TO DO:
Present the following data again exactly as it is shown.

+++ DATASET RECORDS

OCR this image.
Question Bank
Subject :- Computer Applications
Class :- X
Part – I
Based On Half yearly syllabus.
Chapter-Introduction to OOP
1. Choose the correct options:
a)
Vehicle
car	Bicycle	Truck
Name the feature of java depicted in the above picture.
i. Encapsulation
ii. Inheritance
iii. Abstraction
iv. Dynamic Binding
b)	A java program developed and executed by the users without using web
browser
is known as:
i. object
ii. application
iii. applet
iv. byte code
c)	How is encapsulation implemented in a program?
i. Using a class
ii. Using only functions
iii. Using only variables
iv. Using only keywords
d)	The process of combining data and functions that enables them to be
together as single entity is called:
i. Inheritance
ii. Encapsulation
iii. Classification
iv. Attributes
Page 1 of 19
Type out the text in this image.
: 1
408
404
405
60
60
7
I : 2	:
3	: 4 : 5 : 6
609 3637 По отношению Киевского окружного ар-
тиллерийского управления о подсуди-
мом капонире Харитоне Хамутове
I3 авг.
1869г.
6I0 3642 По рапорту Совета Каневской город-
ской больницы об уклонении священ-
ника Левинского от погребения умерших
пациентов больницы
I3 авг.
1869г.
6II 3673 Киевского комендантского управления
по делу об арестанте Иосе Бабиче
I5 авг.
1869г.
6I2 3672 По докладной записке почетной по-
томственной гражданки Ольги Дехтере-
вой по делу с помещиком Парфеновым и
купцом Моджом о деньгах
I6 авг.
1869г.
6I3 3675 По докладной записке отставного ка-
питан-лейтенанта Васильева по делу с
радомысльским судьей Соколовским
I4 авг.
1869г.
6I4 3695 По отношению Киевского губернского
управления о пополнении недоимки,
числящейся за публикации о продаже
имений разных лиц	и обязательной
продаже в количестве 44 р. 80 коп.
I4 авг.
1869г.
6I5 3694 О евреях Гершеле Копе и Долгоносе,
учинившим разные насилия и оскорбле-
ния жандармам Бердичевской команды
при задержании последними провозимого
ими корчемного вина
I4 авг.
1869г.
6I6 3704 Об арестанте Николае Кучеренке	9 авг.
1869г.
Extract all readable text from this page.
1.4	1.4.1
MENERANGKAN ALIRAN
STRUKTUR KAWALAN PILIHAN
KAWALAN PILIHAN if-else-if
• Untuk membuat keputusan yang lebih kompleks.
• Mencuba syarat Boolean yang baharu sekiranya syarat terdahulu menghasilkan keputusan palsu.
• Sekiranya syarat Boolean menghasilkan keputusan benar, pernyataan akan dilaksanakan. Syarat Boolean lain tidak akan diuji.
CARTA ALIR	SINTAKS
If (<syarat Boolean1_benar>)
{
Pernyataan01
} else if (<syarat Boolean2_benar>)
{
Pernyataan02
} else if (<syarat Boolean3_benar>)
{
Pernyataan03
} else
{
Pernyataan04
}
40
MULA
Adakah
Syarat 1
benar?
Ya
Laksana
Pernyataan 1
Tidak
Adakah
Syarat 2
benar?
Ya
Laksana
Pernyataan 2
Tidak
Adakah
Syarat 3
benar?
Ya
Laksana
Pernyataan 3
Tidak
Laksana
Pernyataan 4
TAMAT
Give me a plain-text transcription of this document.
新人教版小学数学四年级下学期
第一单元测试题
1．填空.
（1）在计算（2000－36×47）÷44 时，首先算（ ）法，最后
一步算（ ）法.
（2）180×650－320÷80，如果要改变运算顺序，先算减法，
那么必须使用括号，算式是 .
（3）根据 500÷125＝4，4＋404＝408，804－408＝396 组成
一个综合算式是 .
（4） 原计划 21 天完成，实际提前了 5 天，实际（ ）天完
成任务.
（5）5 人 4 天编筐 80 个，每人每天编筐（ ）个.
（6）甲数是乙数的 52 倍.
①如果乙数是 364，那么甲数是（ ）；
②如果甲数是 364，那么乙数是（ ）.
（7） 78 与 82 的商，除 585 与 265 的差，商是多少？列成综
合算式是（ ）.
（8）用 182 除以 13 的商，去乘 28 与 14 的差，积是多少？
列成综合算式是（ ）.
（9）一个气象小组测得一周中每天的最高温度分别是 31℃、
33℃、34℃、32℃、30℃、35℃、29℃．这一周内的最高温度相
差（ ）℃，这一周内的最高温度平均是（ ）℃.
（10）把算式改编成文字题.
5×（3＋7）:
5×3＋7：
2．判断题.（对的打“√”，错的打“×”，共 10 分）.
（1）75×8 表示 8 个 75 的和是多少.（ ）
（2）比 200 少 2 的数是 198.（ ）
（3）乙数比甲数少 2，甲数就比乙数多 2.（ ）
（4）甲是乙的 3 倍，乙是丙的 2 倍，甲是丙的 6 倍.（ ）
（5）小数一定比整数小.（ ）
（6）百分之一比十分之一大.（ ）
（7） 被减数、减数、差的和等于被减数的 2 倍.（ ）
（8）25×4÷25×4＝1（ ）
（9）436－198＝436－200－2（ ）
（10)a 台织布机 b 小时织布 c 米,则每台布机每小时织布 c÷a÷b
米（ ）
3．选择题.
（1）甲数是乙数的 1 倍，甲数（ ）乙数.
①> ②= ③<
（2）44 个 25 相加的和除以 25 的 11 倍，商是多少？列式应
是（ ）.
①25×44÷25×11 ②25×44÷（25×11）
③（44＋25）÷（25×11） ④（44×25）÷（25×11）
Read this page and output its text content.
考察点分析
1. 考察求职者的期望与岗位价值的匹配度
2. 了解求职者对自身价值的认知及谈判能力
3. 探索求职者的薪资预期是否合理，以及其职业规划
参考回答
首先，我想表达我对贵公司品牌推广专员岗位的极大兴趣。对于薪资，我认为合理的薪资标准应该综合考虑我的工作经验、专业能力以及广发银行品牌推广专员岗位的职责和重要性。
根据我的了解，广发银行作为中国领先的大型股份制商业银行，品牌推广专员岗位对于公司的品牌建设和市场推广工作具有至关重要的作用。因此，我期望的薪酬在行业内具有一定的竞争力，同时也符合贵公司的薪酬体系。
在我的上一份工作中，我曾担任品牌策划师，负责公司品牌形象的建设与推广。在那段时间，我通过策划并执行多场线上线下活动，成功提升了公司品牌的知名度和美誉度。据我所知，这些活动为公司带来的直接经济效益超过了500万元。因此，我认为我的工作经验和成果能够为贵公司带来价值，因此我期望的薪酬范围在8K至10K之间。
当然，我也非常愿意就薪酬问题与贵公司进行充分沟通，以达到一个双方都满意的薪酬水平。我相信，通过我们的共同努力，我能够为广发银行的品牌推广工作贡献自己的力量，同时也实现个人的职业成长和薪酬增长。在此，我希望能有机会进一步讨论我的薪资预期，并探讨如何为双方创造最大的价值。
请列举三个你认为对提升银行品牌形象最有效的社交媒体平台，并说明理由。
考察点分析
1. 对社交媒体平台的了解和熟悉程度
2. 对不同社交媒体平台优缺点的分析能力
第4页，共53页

++++++

THE RESPONSE:
OCR this image.
Question Bank
Subject :- Computer Applications
Class :- X
Part – I
Based On Half yearly syllabus.
Chapter-Introduction to OOP
1. Choose the correct options:
a)
Vehicle
car	Bicycle	Truck
Name the feature of java depicted in the above picture.
i. Encapsulation
ii. Inheritance
iii. Abstraction
iv. Dynamic Binding
b)	A java program developed and executed by the users without using web
browser
is known as:
i. object
ii. application
iii. applet
iv. byte code
c)	How is encapsulation implemented in a program?
i. Using a class
ii. Using only functions
iii. Using only variables
iv. Using only keywords
d)	The process of combining data and functions that enables them to be
together as single entity is called:
i. Inheritance
ii. Encapsulation
iii. Classification
iv. Attributes
Page 1 of 19
Type out the text in this image.
: 1
408
404
405
60
60
7
I : 2	:
3	: 4 : 5 : 6
609 3637 По отношению Киевского окружного ар-
тиллерийского управления о подсуди-
мом капонире Харитоне Хамутове
I3 авг.
1869г.
6I0 3642 По рапорту Совета Каневской город-
ской больницы об уклонении священ-
ника Левинского от погребения умерших
пациентов больницы
I3 авг.
1869г.
6II 3673 Киевского комендантского управления
по делу об арестанте Иосе Бабиче
I5 авг.
1869г.
6I2 3672 По докладной записке почетной по-
томственной гражданки Ольги Дехтере-
вой по делу с помещиком Парфеновым и
купцом Моджом о деньгах
I6 авг.
1869г.
6I3 3675 По докладной записке отставного ка-
питан-лейтенанта Васильева по делу с
радомысльским судьей Соколовским
I4 авг.
1869г.
6I4 3695 По отношению Киевского губернского
управления о пополнении недоимки,
числящейся за публикации о продаже
имений разных лиц	и обязательной
продаже в количестве 44 р. 80 коп.
I4 авг.
1869г.
6I5 3694 О евреях Гершеле Копе и Долгоносе,
учинившим разные насилия и оскорбле-
ния жандармам Бердичевской команды
при задержании последними провозимого
ими корчемного вина
I4 авг.
1869г.
6I6 3704 Об арестанте Николае Кучеренке	9 авг.
1869г.
Extract all readable text from this page.
1.4	1.4.1
MENERANGKAN ALIRAN
STRUKTUR KAWALAN PILIHAN
KAWALAN PILIHAN if-else-if
• Untuk membuat keputusan yang lebih kompleks.
• Mencuba syarat Boolean yang baharu sekiranya syarat terdahulu menghasilkan keputusan palsu.
• Sekiranya syarat Boolean menghasilkan keputusan benar, pernyataan akan dilaksanakan. Syarat Boolean lain tidak akan diuji.
CARTA ALIR	SINTAKS
If (<syarat Boolean1_benar>)
{
Pernyataan01
} else if (<syarat Boolean2_benar>)
{
Pernyataan02
} else if (<syarat Boolean3_benar>)
{
Pernyataan03
} else
{
Pernyataan04
}
40
MULA
Adakah
Syarat 1
benar?
Ya
Laksana
Pernyataan 1
Tidak
Adakah
Syarat 2
benar?
Ya
Laksana
Pernyataan 2
Tidak
Adakah
Syarat 3
benar?
Ya
Laksana
Pernyataan 3
Tidak
Laksana
Pernyataan 4
TAMAT
Give me a plain-text transcription of this document.
新人教版小学数学四年级下学期
第一单元测试题
1．填空.
（1）在计算（2000－36×47）÷44 时，首先算（ ）法，最后
一步算（ ）法.
（2）180×650－320÷80，如果要改变运算顺序，先算减法，
那么必须使用括号，算式是 .
（3）根据 500÷125＝4，4＋404＝408，804－408＝396 组成
一个综合算式是 .
（4） 原计划 21 天完成，实际提前了 5 天，实际（ ）天完
成任务.
（5）5 人 4 天编筐 80 个，每人每天编筐（ ）个.
（6）甲数是乙数的 52 倍.
①如果乙数是 364，那么甲数是（ ）；
②如果甲数是 364，那么乙数是（ ）.
（7） 78 与 82 的商，除 585 与 265 的差，商是多少？列成综
合算式是（ ）.
（8）用 182 除以 13 的商，去乘 28 与 14 的差，积是多少？
列成综合算式是（ ）.
（9）一个气象小组测得一周中每天的最高温度分别是 31℃、
33℃、34℃、32℃、30℃、35℃、29℃．这一周内的最高温度相
差（ ）℃，这一周内的最高温度平均是（ ）℃.
（10）把算式改编成文字题.
5×（3＋7）:
5×3＋7：
2．判断题.（对的打“√”，错的打“×”，共 10 分）.
（1）75×8 表示 8 个 75 的和是多少.（ ）
（2）比 200 少 2 的数是 198.（ ）
（3）乙数比甲数少 2，甲数就比乙数多 2.（ ）
（4）甲是乙的 3 倍，乙是丙的 2 倍，甲是丙的 6 倍.（ ）
（5）小数一定比整数小.（ ）
（6）百分之一比十分之一大.（ ）
（7） 被减数、减数、差的和等于被减数的 2 倍.（ ）
（8）25×4÷25×4＝1（ ）
（9）436－198＝436－200－2（ ）
（10)a 台织布机 b 小时织布 c 米,则每台布机每小时织布 c÷a÷b
米（ ）
3．选择题.
（1）甲数是乙数的 1 倍，甲数（ ）乙数.
①> ②= ③<
（2）44 个 25 相加的和除以 25 的 11 倍，商是多少？列式应
是（ ）.
①25×44÷25×11 ②25×44÷（25×11）
③（44＋25）÷（25×11） ④（44×25）÷（25×11）
Read this page and output its text content.
考察点分析
1. 考察求职者的期望与岗位价值的匹配度
2. 了解求职者对自身价值的认知及谈判能力
3. 探索求职者的薪资预期是否合理，以及其职业规划
参考回答
首先，我想表达我对贵公司品牌推广专员岗位的极大兴趣。对于薪资，我认为合理的薪资标准应该综合考虑我的工作经验、专业能力以及广发银行品牌推广专员岗位的职责和重要性。
根据我的了解，广发银行作为中国领先的大型股份制商业银行，品牌推广专员岗位对于公司的品牌建设和市场推广工作具有至关重要的作用。因此，我期望的薪酬在行业内具有一定的竞争力，同时也符合贵公司的薪酬体系。
在我的上一份工作中，我曾担任品牌策划师，负责公司品牌形象的建设与推广。在那段时间，我通过策划并执行多场线上线下活动，成功提升了公司品牌的知名度和美誉度。据我所知，这些活动为公司带来的直接经济效益超过了500万元。因此，我认为我的工作经验和成果能够为贵公司带来价值，因此我期望的薪酬范围在8K至10K之间。
当然，我也非常愿意就薪酬问题与贵公司进行充分沟通，以达到一个双方都满意的薪酬水平。我相信，通过我们的共同努力，我能够为广发银行的品牌推广工作贡献自己的力量，同时也实现个人的职业成长和薪酬增长。在此，我希望能有机会进一步讨论我的薪资预期，并探讨如何为双方创造最大的价值。
请列举三个你认为对提升银行品牌形象最有效的社交媒体平台，并说明理由。
考察点分析
1. 对社交媒体平台的了解和熟悉程度
2. 对不同社交媒体平台优缺点的分析能力
第4页，共53页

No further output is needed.